YOUR GOAL: Check every line of the material below for the string "모서리의", and return the ones that have it.

───── RECORDS SUPPLIED

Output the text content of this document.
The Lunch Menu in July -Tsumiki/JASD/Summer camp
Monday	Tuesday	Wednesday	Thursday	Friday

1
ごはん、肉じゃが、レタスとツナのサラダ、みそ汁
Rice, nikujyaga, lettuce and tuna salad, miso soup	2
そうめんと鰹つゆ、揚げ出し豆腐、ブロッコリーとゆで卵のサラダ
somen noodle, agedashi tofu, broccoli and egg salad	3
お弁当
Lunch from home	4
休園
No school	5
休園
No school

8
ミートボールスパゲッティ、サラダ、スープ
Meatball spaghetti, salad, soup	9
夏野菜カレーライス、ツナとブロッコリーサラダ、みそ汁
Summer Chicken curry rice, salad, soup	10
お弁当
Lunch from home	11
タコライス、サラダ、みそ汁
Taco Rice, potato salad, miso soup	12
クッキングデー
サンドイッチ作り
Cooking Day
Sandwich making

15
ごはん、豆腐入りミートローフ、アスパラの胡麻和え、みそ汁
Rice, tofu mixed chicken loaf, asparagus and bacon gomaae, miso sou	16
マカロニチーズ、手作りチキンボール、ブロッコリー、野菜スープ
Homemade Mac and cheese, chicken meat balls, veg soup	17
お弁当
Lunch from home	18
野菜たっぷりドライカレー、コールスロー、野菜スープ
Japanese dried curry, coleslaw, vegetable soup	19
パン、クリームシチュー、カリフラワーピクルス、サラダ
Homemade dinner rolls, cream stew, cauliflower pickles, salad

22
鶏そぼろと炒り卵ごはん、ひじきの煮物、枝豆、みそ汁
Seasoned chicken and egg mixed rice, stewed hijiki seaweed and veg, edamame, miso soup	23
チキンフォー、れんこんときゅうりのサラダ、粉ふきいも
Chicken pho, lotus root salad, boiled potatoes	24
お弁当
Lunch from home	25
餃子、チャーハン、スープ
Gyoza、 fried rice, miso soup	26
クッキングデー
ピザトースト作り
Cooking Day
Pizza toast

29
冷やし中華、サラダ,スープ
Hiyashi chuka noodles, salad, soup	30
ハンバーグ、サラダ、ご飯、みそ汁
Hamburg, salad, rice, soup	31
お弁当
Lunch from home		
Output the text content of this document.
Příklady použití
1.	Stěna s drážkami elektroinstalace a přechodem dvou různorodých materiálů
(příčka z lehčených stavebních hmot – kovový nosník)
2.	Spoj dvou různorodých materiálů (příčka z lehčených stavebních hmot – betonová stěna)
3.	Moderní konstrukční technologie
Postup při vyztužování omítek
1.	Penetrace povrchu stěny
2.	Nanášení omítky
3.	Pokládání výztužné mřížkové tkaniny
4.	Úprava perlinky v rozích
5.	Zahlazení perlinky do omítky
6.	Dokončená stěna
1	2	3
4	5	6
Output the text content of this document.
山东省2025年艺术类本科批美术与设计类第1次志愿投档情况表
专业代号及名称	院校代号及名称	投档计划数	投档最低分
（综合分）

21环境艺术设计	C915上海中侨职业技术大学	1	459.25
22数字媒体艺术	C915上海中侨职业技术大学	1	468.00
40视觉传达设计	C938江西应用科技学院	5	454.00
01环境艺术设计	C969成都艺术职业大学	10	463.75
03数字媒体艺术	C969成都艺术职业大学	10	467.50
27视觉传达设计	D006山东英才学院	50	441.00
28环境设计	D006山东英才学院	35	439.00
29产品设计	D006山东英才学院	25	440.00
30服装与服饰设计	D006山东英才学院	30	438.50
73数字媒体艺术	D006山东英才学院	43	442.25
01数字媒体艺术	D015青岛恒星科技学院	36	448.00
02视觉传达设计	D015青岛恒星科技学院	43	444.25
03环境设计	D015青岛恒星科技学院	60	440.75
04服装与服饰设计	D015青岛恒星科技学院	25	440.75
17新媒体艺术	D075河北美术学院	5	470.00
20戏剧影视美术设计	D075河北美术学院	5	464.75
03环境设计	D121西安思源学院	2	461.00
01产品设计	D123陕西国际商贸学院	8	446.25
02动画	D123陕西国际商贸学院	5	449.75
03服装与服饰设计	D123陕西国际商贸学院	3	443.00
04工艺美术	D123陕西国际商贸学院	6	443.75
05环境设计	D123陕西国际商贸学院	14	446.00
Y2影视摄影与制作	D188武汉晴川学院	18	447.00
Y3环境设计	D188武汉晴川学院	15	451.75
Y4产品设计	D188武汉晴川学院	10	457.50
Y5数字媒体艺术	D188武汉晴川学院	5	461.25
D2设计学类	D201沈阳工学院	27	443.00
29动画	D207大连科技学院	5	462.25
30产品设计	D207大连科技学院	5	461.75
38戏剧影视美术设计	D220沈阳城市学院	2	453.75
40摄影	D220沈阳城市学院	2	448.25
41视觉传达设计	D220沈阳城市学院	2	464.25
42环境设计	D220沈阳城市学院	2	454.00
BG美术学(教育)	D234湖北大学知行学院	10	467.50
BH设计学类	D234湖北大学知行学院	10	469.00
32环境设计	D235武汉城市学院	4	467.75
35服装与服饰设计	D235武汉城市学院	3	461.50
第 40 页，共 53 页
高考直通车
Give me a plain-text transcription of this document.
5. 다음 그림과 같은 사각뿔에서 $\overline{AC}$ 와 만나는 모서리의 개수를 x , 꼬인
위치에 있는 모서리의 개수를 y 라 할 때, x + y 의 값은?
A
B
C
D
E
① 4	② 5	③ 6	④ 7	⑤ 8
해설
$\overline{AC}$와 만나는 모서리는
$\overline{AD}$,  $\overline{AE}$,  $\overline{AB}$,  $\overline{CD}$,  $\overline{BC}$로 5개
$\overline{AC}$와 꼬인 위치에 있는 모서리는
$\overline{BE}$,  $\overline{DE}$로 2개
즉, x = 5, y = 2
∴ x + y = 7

──────────

EXPECTED ANSWER:
5. 다음 그림과 같은 사각뿔에서 $\overline{AC}$ 와 만나는 모서리의 개수를 x , 꼬인
위치에 있는 모서리의 개수를 y 라 할 때, x + y 의 값은?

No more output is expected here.